*EXERCISE DIRECTIONS:* From the records, pick out and copy each line containing "Referenzwert".

*AVAILABLE RECORDS:*
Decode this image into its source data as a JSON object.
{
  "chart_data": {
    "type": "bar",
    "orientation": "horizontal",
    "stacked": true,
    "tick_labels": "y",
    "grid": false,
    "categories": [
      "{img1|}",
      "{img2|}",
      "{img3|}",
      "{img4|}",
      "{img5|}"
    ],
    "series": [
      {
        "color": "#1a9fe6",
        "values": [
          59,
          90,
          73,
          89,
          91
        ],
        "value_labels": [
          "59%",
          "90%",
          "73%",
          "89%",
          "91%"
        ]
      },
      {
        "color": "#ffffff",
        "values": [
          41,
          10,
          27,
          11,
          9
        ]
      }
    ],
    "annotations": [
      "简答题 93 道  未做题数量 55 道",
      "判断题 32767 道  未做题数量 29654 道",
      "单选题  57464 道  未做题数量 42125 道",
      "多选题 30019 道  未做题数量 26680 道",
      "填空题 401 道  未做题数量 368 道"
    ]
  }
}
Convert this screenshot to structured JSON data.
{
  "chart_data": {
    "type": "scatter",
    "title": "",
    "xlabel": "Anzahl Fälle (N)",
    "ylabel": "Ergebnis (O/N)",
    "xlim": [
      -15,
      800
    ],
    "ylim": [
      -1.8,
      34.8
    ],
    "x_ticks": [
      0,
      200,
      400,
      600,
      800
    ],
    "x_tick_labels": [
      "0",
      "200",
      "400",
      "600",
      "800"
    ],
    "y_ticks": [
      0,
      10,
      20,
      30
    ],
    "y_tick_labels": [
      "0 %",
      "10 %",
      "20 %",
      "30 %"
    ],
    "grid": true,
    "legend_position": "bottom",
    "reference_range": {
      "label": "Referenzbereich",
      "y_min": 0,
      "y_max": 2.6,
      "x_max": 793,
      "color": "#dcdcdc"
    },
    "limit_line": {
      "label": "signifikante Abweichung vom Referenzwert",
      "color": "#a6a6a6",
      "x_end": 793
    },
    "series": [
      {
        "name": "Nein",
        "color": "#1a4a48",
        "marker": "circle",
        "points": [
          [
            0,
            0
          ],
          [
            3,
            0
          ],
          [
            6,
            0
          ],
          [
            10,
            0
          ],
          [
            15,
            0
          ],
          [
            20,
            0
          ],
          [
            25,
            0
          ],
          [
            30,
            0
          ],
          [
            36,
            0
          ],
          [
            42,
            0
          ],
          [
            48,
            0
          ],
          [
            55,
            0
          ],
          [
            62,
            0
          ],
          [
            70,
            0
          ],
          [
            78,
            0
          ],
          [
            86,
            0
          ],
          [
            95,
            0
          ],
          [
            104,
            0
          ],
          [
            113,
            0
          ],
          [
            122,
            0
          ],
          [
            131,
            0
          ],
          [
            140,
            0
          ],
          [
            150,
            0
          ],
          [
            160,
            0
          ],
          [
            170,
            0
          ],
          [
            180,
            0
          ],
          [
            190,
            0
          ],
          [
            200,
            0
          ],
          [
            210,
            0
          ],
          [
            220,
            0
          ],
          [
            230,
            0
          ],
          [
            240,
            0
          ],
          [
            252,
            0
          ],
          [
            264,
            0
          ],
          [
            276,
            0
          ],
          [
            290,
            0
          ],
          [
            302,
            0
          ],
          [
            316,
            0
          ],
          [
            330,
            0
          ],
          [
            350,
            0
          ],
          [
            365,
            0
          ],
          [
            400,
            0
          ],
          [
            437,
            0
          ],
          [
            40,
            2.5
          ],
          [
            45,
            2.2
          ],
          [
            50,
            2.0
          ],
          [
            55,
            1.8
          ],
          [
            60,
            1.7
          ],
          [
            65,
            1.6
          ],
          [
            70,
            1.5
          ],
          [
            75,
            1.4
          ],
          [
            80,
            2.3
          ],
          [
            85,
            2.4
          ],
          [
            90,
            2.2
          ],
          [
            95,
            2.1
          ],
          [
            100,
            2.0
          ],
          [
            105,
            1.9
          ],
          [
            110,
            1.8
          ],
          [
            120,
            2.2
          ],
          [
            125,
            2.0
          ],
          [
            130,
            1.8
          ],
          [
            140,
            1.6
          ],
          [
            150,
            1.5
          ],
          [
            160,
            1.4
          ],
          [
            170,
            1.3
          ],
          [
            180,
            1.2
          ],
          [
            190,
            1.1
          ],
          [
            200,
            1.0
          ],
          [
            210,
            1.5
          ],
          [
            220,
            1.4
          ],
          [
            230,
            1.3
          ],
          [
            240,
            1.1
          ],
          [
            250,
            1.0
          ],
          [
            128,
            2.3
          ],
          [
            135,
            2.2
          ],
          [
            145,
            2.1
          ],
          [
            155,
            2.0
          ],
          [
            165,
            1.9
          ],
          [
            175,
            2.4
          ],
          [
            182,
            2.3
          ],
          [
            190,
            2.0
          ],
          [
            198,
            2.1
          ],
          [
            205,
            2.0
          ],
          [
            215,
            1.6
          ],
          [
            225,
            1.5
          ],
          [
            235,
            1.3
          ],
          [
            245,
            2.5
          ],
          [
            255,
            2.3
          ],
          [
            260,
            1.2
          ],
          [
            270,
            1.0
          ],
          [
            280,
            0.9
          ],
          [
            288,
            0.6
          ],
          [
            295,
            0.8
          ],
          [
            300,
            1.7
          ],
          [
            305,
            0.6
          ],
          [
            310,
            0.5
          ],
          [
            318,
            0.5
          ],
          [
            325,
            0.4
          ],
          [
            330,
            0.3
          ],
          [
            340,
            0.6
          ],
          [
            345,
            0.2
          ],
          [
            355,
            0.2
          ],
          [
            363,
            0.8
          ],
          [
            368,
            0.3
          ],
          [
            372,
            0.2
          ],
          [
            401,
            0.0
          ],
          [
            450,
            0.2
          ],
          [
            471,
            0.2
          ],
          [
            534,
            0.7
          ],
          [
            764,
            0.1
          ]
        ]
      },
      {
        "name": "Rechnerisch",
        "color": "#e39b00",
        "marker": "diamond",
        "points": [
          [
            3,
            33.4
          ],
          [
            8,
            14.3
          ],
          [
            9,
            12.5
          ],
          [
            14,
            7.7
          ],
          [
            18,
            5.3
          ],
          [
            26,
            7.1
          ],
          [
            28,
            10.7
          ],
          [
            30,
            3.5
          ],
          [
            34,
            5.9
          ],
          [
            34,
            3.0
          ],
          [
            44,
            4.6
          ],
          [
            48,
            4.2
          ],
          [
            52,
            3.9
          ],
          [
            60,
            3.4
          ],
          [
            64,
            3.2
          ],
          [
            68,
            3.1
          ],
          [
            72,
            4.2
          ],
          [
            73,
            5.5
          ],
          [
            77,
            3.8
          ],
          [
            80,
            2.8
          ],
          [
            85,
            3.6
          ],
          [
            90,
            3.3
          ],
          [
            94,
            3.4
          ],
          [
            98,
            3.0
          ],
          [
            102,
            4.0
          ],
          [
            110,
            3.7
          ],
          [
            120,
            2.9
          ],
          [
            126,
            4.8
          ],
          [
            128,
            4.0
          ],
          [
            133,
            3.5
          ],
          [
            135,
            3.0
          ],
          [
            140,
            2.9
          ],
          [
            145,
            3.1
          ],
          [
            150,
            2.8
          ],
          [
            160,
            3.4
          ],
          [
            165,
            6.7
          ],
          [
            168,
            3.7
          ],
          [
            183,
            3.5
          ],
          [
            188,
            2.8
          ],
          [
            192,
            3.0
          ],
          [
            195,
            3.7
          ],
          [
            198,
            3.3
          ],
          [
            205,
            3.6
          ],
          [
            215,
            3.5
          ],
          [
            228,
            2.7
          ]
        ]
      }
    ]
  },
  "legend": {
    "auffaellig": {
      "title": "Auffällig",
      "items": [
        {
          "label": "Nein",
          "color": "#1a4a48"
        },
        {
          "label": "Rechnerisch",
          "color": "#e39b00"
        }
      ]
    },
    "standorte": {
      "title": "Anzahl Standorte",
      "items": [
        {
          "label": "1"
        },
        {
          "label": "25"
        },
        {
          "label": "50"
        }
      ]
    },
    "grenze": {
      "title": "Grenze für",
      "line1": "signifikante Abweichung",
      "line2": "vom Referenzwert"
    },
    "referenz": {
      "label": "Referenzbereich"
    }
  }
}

*THE SOLUTION:*
      "label": "signifikante Abweichung vom Referenzwert",
      "line2": "vom Referenzwert"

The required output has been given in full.